## Exercise instructions
Repeat the listing in full, word for word.

## Given records
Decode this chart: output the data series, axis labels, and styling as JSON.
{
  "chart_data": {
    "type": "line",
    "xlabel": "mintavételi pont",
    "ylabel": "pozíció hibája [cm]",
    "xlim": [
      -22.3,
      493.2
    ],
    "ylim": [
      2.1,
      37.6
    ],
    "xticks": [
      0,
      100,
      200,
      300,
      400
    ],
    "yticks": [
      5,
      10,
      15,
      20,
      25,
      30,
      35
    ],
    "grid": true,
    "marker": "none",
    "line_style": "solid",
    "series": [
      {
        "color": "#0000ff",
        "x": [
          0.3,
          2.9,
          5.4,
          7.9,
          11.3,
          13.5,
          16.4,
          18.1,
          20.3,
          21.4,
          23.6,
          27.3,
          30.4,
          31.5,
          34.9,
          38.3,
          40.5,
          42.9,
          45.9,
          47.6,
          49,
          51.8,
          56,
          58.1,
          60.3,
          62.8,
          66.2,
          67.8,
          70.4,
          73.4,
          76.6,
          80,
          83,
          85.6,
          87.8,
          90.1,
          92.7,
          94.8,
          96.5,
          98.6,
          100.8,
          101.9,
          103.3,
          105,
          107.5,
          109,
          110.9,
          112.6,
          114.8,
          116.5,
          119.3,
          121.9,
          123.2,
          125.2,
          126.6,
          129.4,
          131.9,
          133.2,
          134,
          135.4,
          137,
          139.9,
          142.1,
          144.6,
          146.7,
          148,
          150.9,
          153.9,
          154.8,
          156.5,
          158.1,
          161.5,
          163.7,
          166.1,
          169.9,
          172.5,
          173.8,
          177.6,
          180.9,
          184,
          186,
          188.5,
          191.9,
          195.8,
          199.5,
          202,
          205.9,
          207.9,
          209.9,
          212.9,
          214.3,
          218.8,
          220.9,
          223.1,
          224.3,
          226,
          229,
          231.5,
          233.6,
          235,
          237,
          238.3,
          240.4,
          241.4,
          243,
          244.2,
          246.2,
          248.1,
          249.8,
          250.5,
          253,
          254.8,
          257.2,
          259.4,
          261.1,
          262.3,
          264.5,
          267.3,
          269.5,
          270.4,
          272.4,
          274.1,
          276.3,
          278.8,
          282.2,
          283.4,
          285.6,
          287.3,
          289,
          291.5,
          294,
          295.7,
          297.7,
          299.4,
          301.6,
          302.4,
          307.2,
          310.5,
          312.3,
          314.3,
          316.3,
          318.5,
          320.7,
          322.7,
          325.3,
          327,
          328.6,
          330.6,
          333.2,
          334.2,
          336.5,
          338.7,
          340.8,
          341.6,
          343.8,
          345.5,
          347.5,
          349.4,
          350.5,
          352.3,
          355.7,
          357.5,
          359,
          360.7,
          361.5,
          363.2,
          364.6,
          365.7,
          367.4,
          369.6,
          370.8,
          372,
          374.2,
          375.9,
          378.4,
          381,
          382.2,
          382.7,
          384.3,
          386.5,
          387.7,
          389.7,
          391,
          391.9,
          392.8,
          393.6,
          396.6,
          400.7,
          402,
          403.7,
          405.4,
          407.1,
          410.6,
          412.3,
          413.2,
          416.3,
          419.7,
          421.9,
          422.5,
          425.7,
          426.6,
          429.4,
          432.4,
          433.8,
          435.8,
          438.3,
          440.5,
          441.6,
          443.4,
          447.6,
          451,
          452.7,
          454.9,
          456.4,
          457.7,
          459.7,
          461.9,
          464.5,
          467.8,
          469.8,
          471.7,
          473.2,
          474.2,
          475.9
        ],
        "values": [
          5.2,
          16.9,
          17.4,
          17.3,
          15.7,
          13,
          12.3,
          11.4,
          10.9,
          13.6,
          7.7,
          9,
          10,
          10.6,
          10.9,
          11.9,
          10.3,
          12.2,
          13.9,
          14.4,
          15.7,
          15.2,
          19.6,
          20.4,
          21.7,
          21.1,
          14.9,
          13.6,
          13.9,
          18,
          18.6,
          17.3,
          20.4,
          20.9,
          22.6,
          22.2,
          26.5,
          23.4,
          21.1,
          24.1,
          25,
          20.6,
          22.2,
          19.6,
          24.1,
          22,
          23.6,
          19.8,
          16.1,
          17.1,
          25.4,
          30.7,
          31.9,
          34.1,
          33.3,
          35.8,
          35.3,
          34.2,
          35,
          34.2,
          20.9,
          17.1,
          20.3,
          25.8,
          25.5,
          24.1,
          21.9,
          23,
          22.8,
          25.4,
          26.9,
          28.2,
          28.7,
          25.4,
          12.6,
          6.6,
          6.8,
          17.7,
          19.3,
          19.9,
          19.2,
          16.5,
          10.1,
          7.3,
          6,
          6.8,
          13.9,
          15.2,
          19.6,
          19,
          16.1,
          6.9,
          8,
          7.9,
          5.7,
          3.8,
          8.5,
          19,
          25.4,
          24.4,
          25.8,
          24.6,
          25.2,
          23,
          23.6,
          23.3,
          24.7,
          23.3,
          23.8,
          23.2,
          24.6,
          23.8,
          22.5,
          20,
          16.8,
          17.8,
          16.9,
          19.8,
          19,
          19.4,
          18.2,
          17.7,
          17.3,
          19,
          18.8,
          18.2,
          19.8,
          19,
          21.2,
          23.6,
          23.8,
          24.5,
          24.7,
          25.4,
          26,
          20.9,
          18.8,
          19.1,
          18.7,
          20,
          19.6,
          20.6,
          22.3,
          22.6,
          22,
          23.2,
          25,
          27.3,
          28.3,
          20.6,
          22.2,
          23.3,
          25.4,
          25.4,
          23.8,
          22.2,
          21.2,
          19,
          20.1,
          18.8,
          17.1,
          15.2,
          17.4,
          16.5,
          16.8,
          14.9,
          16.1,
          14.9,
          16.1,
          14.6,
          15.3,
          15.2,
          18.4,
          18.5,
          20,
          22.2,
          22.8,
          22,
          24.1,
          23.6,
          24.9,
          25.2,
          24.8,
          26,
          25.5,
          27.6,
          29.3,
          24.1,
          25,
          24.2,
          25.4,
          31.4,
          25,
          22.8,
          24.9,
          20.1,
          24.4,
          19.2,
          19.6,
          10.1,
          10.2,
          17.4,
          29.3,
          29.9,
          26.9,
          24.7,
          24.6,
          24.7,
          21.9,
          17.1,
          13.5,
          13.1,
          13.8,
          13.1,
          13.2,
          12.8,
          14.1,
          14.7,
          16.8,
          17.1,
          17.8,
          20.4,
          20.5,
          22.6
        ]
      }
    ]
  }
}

## Task response
Decode this chart: output the data series, axis labels, and styling as JSON.
{
  "chart_data": {
    "type": "line",
    "xlabel": "mintavételi pont",
    "ylabel": "pozíció hibája [cm]",
    "xlim": [
      -22.3,
      493.2
    ],
    "ylim": [
      2.1,
      37.6
    ],
    "xticks": [
      0,
      100,
      200,
      300,
      400
    ],
    "yticks": [
      5,
      10,
      15,
      20,
      25,
      30,
      35
    ],
    "grid": true,
    "marker": "none",
    "line_style": "solid",
    "series": [
      {
        "color": "#0000ff",
        "x": [
          0.3,
          2.9,
          5.4,
          7.9,
          11.3,
          13.5,
          16.4,
          18.1,
          20.3,
          21.4,
          23.6,
          27.3,
          30.4,
          31.5,
          34.9,
          38.3,
          40.5,
          42.9,
          45.9,
          47.6,
          49,
          51.8,
          56,
          58.1,
          60.3,
          62.8,
          66.2,
          67.8,
          70.4,
          73.4,
          76.6,
          80,
          83,
          85.6,
          87.8,
          90.1,
          92.7,
          94.8,
          96.5,
          98.6,
          100.8,
          101.9,
          103.3,
          105,
          107.5,
          109,
          110.9,
          112.6,
          114.8,
          116.5,
          119.3,
          121.9,
          123.2,
          125.2,
          126.6,
          129.4,
          131.9,
          133.2,
          134,
          135.4,
          137,
          139.9,
          142.1,
          144.6,
          146.7,
          148,
          150.9,
          153.9,
          154.8,
          156.5,
          158.1,
          161.5,
          163.7,
          166.1,
          169.9,
          172.5,
          173.8,
          177.6,
          180.9,
          184,
          186,
          188.5,
          191.9,
          195.8,
          199.5,
          202,
          205.9,
          207.9,
          209.9,
          212.9,
          214.3,
          218.8,
          220.9,
          223.1,
          224.3,
          226,
          229,
          231.5,
          233.6,
          235,
          237,
          238.3,
          240.4,
          241.4,
          243,
          244.2,
          246.2,
          248.1,
          249.8,
          250.5,
          253,
          254.8,
          257.2,
          259.4,
          261.1,
          262.3,
          264.5,
          267.3,
          269.5,
          270.4,
          272.4,
          274.1,
          276.3,
          278.8,
          282.2,
          283.4,
          285.6,
          287.3,
          289,
          291.5,
          294,
          295.7,
          297.7,
          299.4,
          301.6,
          302.4,
          307.2,
          310.5,
          312.3,
          314.3,
          316.3,
          318.5,
          320.7,
          322.7,
          325.3,
          327,
          328.6,
          330.6,
          333.2,
          334.2,
          336.5,
          338.7,
          340.8,
          341.6,
          343.8,
          345.5,
          347.5,
          349.4,
          350.5,
          352.3,
          355.7,
          357.5,
          359,
          360.7,
          361.5,
          363.2,
          364.6,
          365.7,
          367.4,
          369.6,
          370.8,
          372,
          374.2,
          375.9,
          378.4,
          381,
          382.2,
          382.7,
          384.3,
          386.5,
          387.7,
          389.7,
          391,
          391.9,
          392.8,
          393.6,
          396.6,
          400.7,
          402,
          403.7,
          405.4,
          407.1,
          410.6,
          412.3,
          413.2,
          416.3,
          419.7,
          421.9,
          422.5,
          425.7,
          426.6,
          429.4,
          432.4,
          433.8,
          435.8,
          438.3,
          440.5,
          441.6,
          443.4,
          447.6,
          451,
          452.7,
          454.9,
          456.4,
          457.7,
          459.7,
          461.9,
          464.5,
          467.8,
          469.8,
          471.7,
          473.2,
          474.2,
          475.9
        ],
        "values": [
          5.2,
          16.9,
          17.4,
          17.3,
          15.7,
          13,
          12.3,
          11.4,
          10.9,
          13.6,
          7.7,
          9,
          10,
          10.6,
          10.9,
          11.9,
          10.3,
          12.2,
          13.9,
          14.4,
          15.7,
          15.2,
          19.6,
          20.4,
          21.7,
          21.1,
          14.9,
          13.6,
          13.9,
          18,
          18.6,
          17.3,
          20.4,
          20.9,
          22.6,
          22.2,
          26.5,
          23.4,
          21.1,
          24.1,
          25,
          20.6,
          22.2,
          19.6,
          24.1,
          22,
          23.6,
          19.8,
          16.1,
          17.1,
          25.4,
          30.7,
          31.9,
          34.1,
          33.3,
          35.8,
          35.3,
          34.2,
          35,
          34.2,
          20.9,
          17.1,
          20.3,
          25.8,
          25.5,
          24.1,
          21.9,
          23,
          22.8,
          25.4,
          26.9,
          28.2,
          28.7,
          25.4,
          12.6,
          6.6,
          6.8,
          17.7,
          19.3,
          19.9,
          19.2,
          16.5,
          10.1,
          7.3,
          6,
          6.8,
          13.9,
          15.2,
          19.6,
          19,
          16.1,
          6.9,
          8,
          7.9,
          5.7,
          3.8,
          8.5,
          19,
          25.4,
          24.4,
          25.8,
          24.6,
          25.2,
          23,
          23.6,
          23.3,
          24.7,
          23.3,
          23.8,
          23.2,
          24.6,
          23.8,
          22.5,
          20,
          16.8,
          17.8,
          16.9,
          19.8,
          19,
          19.4,
          18.2,
          17.7,
          17.3,
          19,
          18.8,
          18.2,
          19.8,
          19,
          21.2,
          23.6,
          23.8,
          24.5,
          24.7,
          25.4,
          26,
          20.9,
          18.8,
          19.1,
          18.7,
          20,
          19.6,
          20.6,
          22.3,
          22.6,
          22,
          23.2,
          25,
          27.3,
          28.3,
          20.6,
          22.2,
          23.3,
          25.4,
          25.4,
          23.8,
          22.2,
          21.2,
          19,
          20.1,
          18.8,
          17.1,
          15.2,
          17.4,
          16.5,
          16.8,
          14.9,
          16.1,
          14.9,
          16.1,
          14.6,
          15.3,
          15.2,
          18.4,
          18.5,
          20,
          22.2,
          22.8,
          22,
          24.1,
          23.6,
          24.9,
          25.2,
          24.8,
          26,
          25.5,
          27.6,
          29.3,
          24.1,
          25,
          24.2,
          25.4,
          31.4,
          25,
          22.8,
          24.9,
          20.1,
          24.4,
          19.2,
          19.6,
          10.1,
          10.2,
          17.4,
          29.3,
          29.9,
          26.9,
          24.7,
          24.6,
          24.7,
          21.9,
          17.1,
          13.5,
          13.1,
          13.8,
          13.1,
          13.2,
          12.8,
          14.1,
          14.7,
          16.8,
          17.1,
          17.8,
          20.4,
          20.5,
          22.6
        ]
      }
    ]
  }
}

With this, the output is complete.